### The data
___

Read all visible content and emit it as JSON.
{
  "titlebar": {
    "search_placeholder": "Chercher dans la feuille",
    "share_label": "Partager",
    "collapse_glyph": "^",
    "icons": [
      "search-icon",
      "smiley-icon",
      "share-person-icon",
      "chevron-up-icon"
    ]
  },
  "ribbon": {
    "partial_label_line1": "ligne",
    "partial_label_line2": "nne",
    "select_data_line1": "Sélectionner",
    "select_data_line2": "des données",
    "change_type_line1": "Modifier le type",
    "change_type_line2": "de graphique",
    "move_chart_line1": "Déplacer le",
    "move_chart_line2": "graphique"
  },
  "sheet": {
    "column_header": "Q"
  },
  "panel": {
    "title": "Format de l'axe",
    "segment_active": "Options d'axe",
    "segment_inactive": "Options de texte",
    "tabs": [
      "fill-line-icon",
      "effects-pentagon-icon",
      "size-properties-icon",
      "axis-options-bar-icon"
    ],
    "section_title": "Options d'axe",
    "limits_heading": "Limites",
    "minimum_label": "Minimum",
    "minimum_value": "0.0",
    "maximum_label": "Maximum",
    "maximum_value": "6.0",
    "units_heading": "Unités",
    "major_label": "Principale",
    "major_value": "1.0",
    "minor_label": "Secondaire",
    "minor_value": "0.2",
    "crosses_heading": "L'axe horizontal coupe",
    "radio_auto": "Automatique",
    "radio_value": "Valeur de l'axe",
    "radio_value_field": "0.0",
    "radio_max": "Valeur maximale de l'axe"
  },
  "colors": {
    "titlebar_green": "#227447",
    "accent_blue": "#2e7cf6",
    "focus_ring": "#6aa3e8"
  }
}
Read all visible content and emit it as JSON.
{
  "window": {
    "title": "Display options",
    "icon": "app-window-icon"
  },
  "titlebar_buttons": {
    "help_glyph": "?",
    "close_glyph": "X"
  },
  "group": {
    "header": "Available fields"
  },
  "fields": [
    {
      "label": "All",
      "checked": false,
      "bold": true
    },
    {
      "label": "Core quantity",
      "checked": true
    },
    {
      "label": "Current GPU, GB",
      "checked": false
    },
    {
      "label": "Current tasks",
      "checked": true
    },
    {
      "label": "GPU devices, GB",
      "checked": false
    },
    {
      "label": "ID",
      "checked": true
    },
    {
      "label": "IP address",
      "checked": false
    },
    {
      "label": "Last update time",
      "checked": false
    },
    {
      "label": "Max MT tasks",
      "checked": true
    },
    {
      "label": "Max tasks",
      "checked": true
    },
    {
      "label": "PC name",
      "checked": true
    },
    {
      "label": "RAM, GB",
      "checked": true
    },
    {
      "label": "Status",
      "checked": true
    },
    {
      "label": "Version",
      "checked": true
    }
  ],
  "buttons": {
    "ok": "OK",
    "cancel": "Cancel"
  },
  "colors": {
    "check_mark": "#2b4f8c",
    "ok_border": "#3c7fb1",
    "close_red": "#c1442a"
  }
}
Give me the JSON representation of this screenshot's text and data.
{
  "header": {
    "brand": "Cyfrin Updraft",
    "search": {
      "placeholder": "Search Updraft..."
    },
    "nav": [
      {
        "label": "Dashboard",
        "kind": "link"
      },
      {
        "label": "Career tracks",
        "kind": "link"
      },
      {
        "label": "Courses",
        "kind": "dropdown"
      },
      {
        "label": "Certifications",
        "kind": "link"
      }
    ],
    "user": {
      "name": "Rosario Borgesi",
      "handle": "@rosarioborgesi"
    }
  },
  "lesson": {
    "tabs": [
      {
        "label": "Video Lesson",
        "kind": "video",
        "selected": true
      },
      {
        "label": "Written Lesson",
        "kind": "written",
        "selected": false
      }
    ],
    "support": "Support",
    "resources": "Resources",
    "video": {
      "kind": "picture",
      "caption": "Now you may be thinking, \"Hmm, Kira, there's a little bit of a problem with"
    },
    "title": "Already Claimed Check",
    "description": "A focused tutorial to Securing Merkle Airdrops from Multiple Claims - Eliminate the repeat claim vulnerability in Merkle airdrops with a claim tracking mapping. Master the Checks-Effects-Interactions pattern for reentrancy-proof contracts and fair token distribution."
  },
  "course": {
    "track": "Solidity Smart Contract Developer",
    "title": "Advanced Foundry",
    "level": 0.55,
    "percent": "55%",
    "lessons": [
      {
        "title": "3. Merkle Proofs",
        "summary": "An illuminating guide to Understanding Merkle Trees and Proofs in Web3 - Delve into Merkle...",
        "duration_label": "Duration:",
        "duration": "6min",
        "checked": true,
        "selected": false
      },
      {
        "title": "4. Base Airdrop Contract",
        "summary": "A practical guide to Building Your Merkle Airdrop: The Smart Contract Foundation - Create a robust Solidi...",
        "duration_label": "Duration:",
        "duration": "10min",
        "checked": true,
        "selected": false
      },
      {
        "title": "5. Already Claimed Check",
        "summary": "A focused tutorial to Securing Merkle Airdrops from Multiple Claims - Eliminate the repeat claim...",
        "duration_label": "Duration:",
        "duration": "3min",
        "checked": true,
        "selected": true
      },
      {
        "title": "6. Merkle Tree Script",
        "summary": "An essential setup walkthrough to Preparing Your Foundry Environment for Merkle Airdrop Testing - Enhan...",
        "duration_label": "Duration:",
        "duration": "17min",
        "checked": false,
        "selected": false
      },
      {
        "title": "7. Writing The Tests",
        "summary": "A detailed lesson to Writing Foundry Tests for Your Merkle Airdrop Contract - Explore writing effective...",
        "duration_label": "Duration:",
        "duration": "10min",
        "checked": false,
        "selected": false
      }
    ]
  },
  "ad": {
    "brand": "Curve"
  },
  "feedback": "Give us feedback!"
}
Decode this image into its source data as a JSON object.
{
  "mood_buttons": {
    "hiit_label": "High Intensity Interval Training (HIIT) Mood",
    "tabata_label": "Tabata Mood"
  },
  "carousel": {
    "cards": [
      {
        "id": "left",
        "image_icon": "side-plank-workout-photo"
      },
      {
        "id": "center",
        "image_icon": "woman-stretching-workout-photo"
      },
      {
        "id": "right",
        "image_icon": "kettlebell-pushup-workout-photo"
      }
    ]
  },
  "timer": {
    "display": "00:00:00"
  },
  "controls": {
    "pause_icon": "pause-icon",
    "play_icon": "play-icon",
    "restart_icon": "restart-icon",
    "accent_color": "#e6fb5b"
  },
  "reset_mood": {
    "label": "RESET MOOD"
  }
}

___

### Description of the task
Look over the records above and copy each line that includes the string "workout".

### The answer
        "image_icon": "side-plank-workout-photo"
        "image_icon": "woman-stretching-workout-photo"
        "image_icon": "kettlebell-pushup-workout-photo"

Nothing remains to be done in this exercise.